*What is expected*
Nothing should be left out: output all of the entries exactly.
* start *
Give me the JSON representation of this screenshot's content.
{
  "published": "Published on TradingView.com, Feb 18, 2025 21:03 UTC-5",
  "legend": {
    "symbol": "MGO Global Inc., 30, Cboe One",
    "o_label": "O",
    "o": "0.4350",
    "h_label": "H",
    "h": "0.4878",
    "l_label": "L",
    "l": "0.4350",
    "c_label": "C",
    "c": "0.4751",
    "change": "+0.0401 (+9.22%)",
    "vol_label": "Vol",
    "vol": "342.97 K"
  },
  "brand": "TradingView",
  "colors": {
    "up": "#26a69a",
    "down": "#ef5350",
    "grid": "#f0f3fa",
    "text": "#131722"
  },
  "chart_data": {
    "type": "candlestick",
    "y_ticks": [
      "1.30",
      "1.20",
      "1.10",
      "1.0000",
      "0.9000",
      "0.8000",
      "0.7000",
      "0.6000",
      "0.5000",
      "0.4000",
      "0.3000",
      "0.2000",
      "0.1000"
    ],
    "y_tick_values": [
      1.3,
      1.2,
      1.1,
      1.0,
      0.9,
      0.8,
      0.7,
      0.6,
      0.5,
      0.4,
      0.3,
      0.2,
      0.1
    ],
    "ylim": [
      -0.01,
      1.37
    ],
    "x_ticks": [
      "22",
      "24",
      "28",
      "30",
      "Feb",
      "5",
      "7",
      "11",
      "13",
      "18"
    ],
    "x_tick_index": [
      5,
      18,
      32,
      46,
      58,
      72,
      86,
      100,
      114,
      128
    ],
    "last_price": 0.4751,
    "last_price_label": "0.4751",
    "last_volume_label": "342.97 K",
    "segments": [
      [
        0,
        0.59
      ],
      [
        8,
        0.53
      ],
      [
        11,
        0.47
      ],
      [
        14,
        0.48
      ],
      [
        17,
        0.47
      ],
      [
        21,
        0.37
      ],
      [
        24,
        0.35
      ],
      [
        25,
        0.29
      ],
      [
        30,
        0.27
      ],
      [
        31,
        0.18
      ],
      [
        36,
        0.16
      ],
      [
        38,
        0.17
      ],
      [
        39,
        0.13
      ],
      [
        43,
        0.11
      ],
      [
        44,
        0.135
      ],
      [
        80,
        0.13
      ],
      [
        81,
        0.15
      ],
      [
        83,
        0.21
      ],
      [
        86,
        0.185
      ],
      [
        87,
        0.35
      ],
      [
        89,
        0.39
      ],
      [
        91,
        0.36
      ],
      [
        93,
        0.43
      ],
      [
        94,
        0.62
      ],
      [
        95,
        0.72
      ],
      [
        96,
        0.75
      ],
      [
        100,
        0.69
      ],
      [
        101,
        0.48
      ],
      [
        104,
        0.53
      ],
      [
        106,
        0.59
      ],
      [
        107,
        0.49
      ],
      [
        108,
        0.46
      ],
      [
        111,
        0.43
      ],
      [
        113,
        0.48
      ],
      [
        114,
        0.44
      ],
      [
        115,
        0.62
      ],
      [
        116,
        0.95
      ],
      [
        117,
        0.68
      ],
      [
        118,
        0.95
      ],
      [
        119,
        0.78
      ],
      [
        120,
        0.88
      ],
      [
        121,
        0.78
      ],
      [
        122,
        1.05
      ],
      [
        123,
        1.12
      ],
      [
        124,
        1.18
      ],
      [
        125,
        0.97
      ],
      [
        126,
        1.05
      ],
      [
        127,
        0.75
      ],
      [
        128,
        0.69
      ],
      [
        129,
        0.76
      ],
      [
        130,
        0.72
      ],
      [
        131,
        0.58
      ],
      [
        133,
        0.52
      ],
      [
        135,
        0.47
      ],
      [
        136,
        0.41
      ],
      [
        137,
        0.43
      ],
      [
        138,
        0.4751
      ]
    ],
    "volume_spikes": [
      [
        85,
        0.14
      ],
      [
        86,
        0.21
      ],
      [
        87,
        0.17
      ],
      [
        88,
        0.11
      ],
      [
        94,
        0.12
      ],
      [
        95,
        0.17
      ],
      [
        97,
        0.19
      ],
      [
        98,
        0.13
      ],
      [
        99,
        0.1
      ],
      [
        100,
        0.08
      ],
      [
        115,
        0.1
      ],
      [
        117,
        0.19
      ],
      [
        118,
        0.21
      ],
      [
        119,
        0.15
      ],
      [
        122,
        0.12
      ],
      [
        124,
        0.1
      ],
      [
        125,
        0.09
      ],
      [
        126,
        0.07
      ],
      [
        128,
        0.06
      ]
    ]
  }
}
* end *
*Output for this exercise*
Give me the JSON representation of this screenshot's content.
{
  "published": "Published on TradingView.com, Feb 18, 2025 21:03 UTC-5",
  "legend": {
    "symbol": "MGO Global Inc., 30, Cboe One",
    "o_label": "O",
    "o": "0.4350",
    "h_label": "H",
    "h": "0.4878",
    "l_label": "L",
    "l": "0.4350",
    "c_label": "C",
    "c": "0.4751",
    "change": "+0.0401 (+9.22%)",
    "vol_label": "Vol",
    "vol": "342.97 K"
  },
  "brand": "TradingView",
  "colors": {
    "up": "#26a69a",
    "down": "#ef5350",
    "grid": "#f0f3fa",
    "text": "#131722"
  },
  "chart_data": {
    "type": "candlestick",
    "y_ticks": [
      "1.30",
      "1.20",
      "1.10",
      "1.0000",
      "0.9000",
      "0.8000",
      "0.7000",
      "0.6000",
      "0.5000",
      "0.4000",
      "0.3000",
      "0.2000",
      "0.1000"
    ],
    "y_tick_values": [
      1.3,
      1.2,
      1.1,
      1.0,
      0.9,
      0.8,
      0.7,
      0.6,
      0.5,
      0.4,
      0.3,
      0.2,
      0.1
    ],
    "ylim": [
      -0.01,
      1.37
    ],
    "x_ticks": [
      "22",
      "24",
      "28",
      "30",
      "Feb",
      "5",
      "7",
      "11",
      "13",
      "18"
    ],
    "x_tick_index": [
      5,
      18,
      32,
      46,
      58,
      72,
      86,
      100,
      114,
      128
    ],
    "last_price": 0.4751,
    "last_price_label": "0.4751",
    "last_volume_label": "342.97 K",
    "segments": [
      [
        0,
        0.59
      ],
      [
        8,
        0.53
      ],
      [
        11,
        0.47
      ],
      [
        14,
        0.48
      ],
      [
        17,
        0.47
      ],
      [
        21,
        0.37
      ],
      [
        24,
        0.35
      ],
      [
        25,
        0.29
      ],
      [
        30,
        0.27
      ],
      [
        31,
        0.18
      ],
      [
        36,
        0.16
      ],
      [
        38,
        0.17
      ],
      [
        39,
        0.13
      ],
      [
        43,
        0.11
      ],
      [
        44,
        0.135
      ],
      [
        80,
        0.13
      ],
      [
        81,
        0.15
      ],
      [
        83,
        0.21
      ],
      [
        86,
        0.185
      ],
      [
        87,
        0.35
      ],
      [
        89,
        0.39
      ],
      [
        91,
        0.36
      ],
      [
        93,
        0.43
      ],
      [
        94,
        0.62
      ],
      [
        95,
        0.72
      ],
      [
        96,
        0.75
      ],
      [
        100,
        0.69
      ],
      [
        101,
        0.48
      ],
      [
        104,
        0.53
      ],
      [
        106,
        0.59
      ],
      [
        107,
        0.49
      ],
      [
        108,
        0.46
      ],
      [
        111,
        0.43
      ],
      [
        113,
        0.48
      ],
      [
        114,
        0.44
      ],
      [
        115,
        0.62
      ],
      [
        116,
        0.95
      ],
      [
        117,
        0.68
      ],
      [
        118,
        0.95
      ],
      [
        119,
        0.78
      ],
      [
        120,
        0.88
      ],
      [
        121,
        0.78
      ],
      [
        122,
        1.05
      ],
      [
        123,
        1.12
      ],
      [
        124,
        1.18
      ],
      [
        125,
        0.97
      ],
      [
        126,
        1.05
      ],
      [
        127,
        0.75
      ],
      [
        128,
        0.69
      ],
      [
        129,
        0.76
      ],
      [
        130,
        0.72
      ],
      [
        131,
        0.58
      ],
      [
        133,
        0.52
      ],
      [
        135,
        0.47
      ],
      [
        136,
        0.41
      ],
      [
        137,
        0.43
      ],
      [
        138,
        0.4751
      ]
    ],
    "volume_spikes": [
      [
        85,
        0.14
      ],
      [
        86,
        0.21
      ],
      [
        87,
        0.17
      ],
      [
        88,
        0.11
      ],
      [
        94,
        0.12
      ],
      [
        95,
        0.17
      ],
      [
        97,
        0.19
      ],
      [
        98,
        0.13
      ],
      [
        99,
        0.1
      ],
      [
        100,
        0.08
      ],
      [
        115,
        0.1
      ],
      [
        117,
        0.19
      ],
      [
        118,
        0.21
      ],
      [
        119,
        0.15
      ],
      [
        122,
        0.12
      ],
      [
        124,
        0.1
      ],
      [
        125,
        0.09
      ],
      [
        126,
        0.07
      ],
      [
        128,
        0.06
      ]
    ]
  }
}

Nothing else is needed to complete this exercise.